- **Exercise**
Write every line out verbatim and omit the pictures.
*** Material for this exercise ***
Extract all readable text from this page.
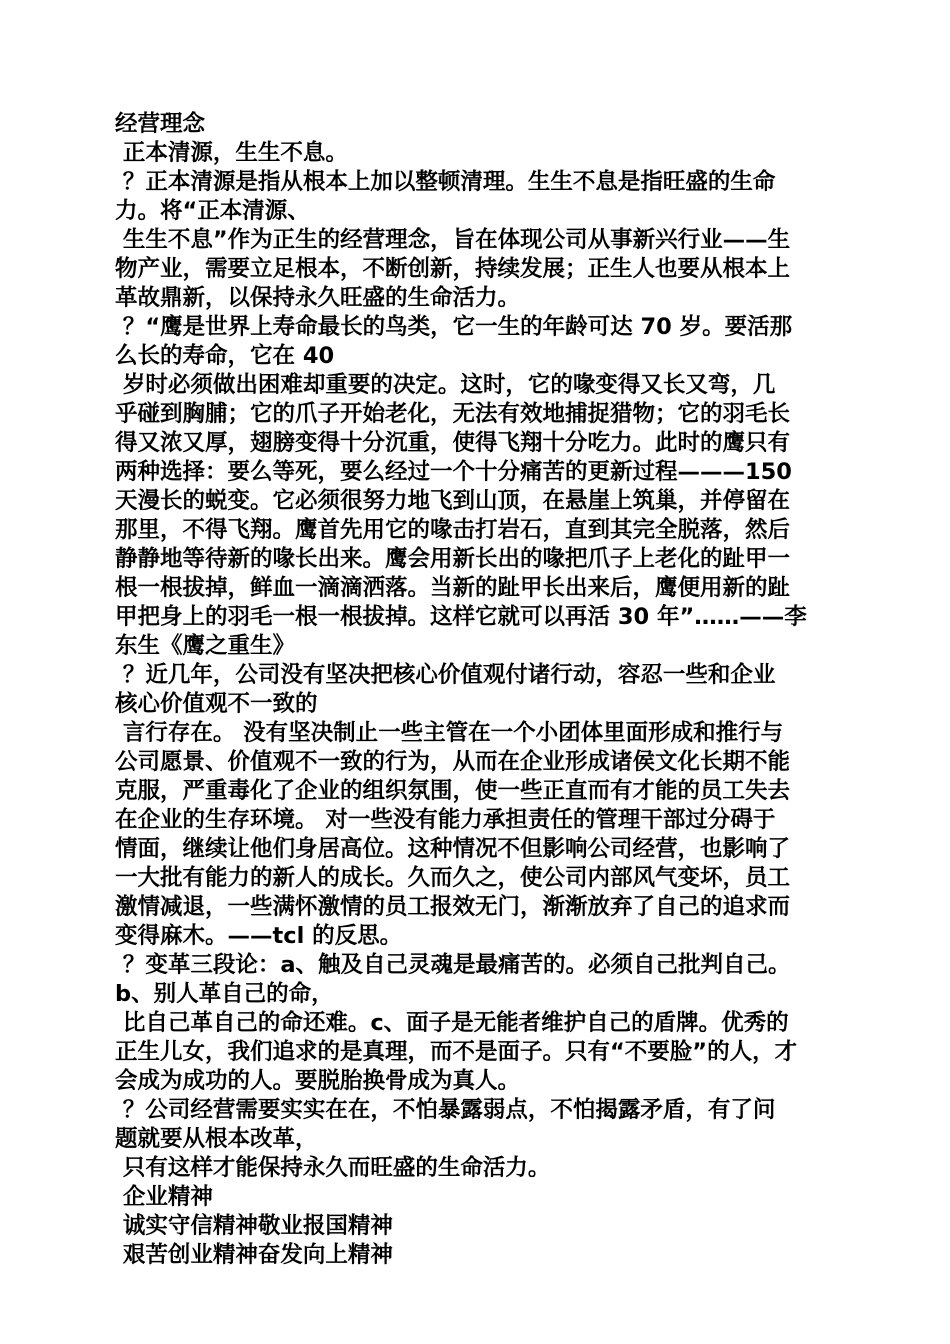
经营理念
正本清源，生生不息。
？正本清源是指从根本上加以整顿清理。生生不息是指旺盛的生命
力。将“正本清源、
生生不息”作为正生的经营理念，旨在体现公司从事新兴行业——生
物产业，需要立足根本，不断创新，持续发展；正生人也要从根本上
革故鼎新，以保持永久旺盛的生命活力。
？“鹰是世界上寿命最长的鸟类，它一生的年龄可达 70 岁。要活那
么长的寿命，它在 40
岁时必须做出困难却重要的决定。这时，它的喙变得又长又弯，几
乎碰到胸脯；它的爪子开始老化，无法有效地捕捉猎物；它的羽毛长
得又浓又厚，翅膀变得十分沉重，使得飞翔十分吃力。此时的鹰只有
两种选择：要么等死，要么经过一个十分痛苦的更新过程———150
天漫长的蜕变。它必须很努力地飞到山顶，在悬崖上筑巢，并停留在
那里，不得飞翔。鹰首先用它的喙击打岩石，直到其完全脱落，然后
静静地等待新的喙长出来。鹰会用新长出的喙把爪子上老化的趾甲一
根一根拔掉，鲜血一滴滴洒落。当新的趾甲长出来后，鹰便用新的趾
甲把身上的羽毛一根一根拔掉。这样它就可以再活 30 年”……——李
东生《鹰之重生》
？近几年，公司没有坚决把核心价值观付诸行动，容忍一些和企业
核心价值观不一致的
言行存在。 没有坚决制止一些主管在一个小团体里面形成和推行与
公司愿景、价值观不一致的行为，从而在企业形成诸侯文化长期不能
克服，严重毒化了企业的组织氛围，使一些正直而有才能的员工失去
在企业的生存环境。 对一些没有能力承担责任的管理干部过分碍于
情面，继续让他们身居高位。这种情况不但影响公司经营，也影响了
一大批有能力的新人的成长。久而久之，使公司内部风气变坏，员工
激情减退，一些满怀激情的员工报效无门，渐渐放弃了自己的追求而
变得麻木。——tcl 的反思。
？变革三段论：a、触及自己灵魂是最痛苦的。必须自己批判自己。
b、别人革自己的命，
比自己革自己的命还难。c、面子是无能者维护自己的盾牌。优秀的
正生儿女，我们追求的是真理，而不是面子。只有“不要脸”的人，才
会成为成功的人。要脱胎换骨成为真人。
？公司经营需要实实在在，不怕暴露弱点，不怕揭露矛盾，有了问
题就要从根本改革，
只有这样才能保持永久而旺盛的生命活力。
企业精神
诚实守信精神敬业报国精神
艰苦创业精神奋发向上精神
***
- **Result of the task**
Extract all readable text from this page.
经营理念
正本清源，生生不息。
？正本清源是指从根本上加以整顿清理。生生不息是指旺盛的生命
力。将“正本清源、
生生不息”作为正生的经营理念，旨在体现公司从事新兴行业——生
物产业，需要立足根本，不断创新，持续发展；正生人也要从根本上
革故鼎新，以保持永久旺盛的生命活力。
？“鹰是世界上寿命最长的鸟类，它一生的年龄可达 70 岁。要活那
么长的寿命，它在 40
岁时必须做出困难却重要的决定。这时，它的喙变得又长又弯，几
乎碰到胸脯；它的爪子开始老化，无法有效地捕捉猎物；它的羽毛长
得又浓又厚，翅膀变得十分沉重，使得飞翔十分吃力。此时的鹰只有
两种选择：要么等死，要么经过一个十分痛苦的更新过程———150
天漫长的蜕变。它必须很努力地飞到山顶，在悬崖上筑巢，并停留在
那里，不得飞翔。鹰首先用它的喙击打岩石，直到其完全脱落，然后
静静地等待新的喙长出来。鹰会用新长出的喙把爪子上老化的趾甲一
根一根拔掉，鲜血一滴滴洒落。当新的趾甲长出来后，鹰便用新的趾
甲把身上的羽毛一根一根拔掉。这样它就可以再活 30 年”……——李
东生《鹰之重生》
？近几年，公司没有坚决把核心价值观付诸行动，容忍一些和企业
核心价值观不一致的
言行存在。 没有坚决制止一些主管在一个小团体里面形成和推行与
公司愿景、价值观不一致的行为，从而在企业形成诸侯文化长期不能
克服，严重毒化了企业的组织氛围，使一些正直而有才能的员工失去
在企业的生存环境。 对一些没有能力承担责任的管理干部过分碍于
情面，继续让他们身居高位。这种情况不但影响公司经营，也影响了
一大批有能力的新人的成长。久而久之，使公司内部风气变坏，员工
激情减退，一些满怀激情的员工报效无门，渐渐放弃了自己的追求而
变得麻木。——tcl 的反思。
？变革三段论：a、触及自己灵魂是最痛苦的。必须自己批判自己。
b、别人革自己的命，
比自己革自己的命还难。c、面子是无能者维护自己的盾牌。优秀的
正生儿女，我们追求的是真理，而不是面子。只有“不要脸”的人，才
会成为成功的人。要脱胎换骨成为真人。
？公司经营需要实实在在，不怕暴露弱点，不怕揭露矛盾，有了问
题就要从根本改革，
只有这样才能保持永久而旺盛的生命活力。
企业精神
诚实守信精神敬业报国精神
艰苦创业精神奋发向上精神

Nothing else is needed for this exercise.